## Work to complete
Take the line containing "What's the underlying" and every line after it in the data below, and print them exactly as given, with nothing else.

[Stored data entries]
* * *
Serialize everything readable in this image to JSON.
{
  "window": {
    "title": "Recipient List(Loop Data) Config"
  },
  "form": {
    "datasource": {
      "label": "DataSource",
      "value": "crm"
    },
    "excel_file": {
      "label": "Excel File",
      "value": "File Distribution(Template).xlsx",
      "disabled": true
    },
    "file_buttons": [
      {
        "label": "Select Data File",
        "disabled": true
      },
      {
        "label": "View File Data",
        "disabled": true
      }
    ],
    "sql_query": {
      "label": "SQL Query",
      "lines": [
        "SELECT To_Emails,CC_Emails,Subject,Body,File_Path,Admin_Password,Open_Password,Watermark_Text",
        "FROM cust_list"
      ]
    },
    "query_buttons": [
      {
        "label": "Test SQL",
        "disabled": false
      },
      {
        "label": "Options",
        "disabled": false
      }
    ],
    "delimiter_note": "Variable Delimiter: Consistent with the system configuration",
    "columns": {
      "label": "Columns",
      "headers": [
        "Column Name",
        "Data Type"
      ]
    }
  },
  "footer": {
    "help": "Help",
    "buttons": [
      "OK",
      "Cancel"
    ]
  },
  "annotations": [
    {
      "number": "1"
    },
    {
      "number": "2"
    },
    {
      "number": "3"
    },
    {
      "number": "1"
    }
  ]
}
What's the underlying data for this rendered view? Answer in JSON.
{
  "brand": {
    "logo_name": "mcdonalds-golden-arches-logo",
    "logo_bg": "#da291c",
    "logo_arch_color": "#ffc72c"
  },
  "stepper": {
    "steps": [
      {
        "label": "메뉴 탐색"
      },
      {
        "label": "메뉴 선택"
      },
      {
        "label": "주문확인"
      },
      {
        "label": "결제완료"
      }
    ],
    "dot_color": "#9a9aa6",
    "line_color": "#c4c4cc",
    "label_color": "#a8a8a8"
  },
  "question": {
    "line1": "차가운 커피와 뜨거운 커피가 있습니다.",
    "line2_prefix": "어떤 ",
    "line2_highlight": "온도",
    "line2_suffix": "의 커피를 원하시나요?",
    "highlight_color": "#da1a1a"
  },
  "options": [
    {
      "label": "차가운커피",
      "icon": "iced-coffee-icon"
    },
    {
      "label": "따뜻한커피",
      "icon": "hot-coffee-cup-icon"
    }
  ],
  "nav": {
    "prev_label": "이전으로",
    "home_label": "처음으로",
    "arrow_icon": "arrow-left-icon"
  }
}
* * *
## Output
What's the underlying data for this rendered view? Answer in JSON.
{
  "brand": {
    "logo_name": "mcdonalds-golden-arches-logo",
    "logo_bg": "#da291c",
    "logo_arch_color": "#ffc72c"
  },
  "stepper": {
    "steps": [
      {
        "label": "메뉴 탐색"
      },
      {
        "label": "메뉴 선택"
      },
      {
        "label": "주문확인"
      },
      {
        "label": "결제완료"
      }
    ],
    "dot_color": "#9a9aa6",
    "line_color": "#c4c4cc",
    "label_color": "#a8a8a8"
  },
  "question": {
    "line1": "차가운 커피와 뜨거운 커피가 있습니다.",
    "line2_prefix": "어떤 ",
    "line2_highlight": "온도",
    "line2_suffix": "의 커피를 원하시나요?",
    "highlight_color": "#da1a1a"
  },
  "options": [
    {
      "label": "차가운커피",
      "icon": "iced-coffee-icon"
    },
    {
      "label": "따뜻한커피",
      "icon": "hot-coffee-cup-icon"
    }
  ],
  "nav": {
    "prev_label": "이전으로",
    "home_label": "처음으로",
    "arrow_icon": "arrow-left-icon"
  }
}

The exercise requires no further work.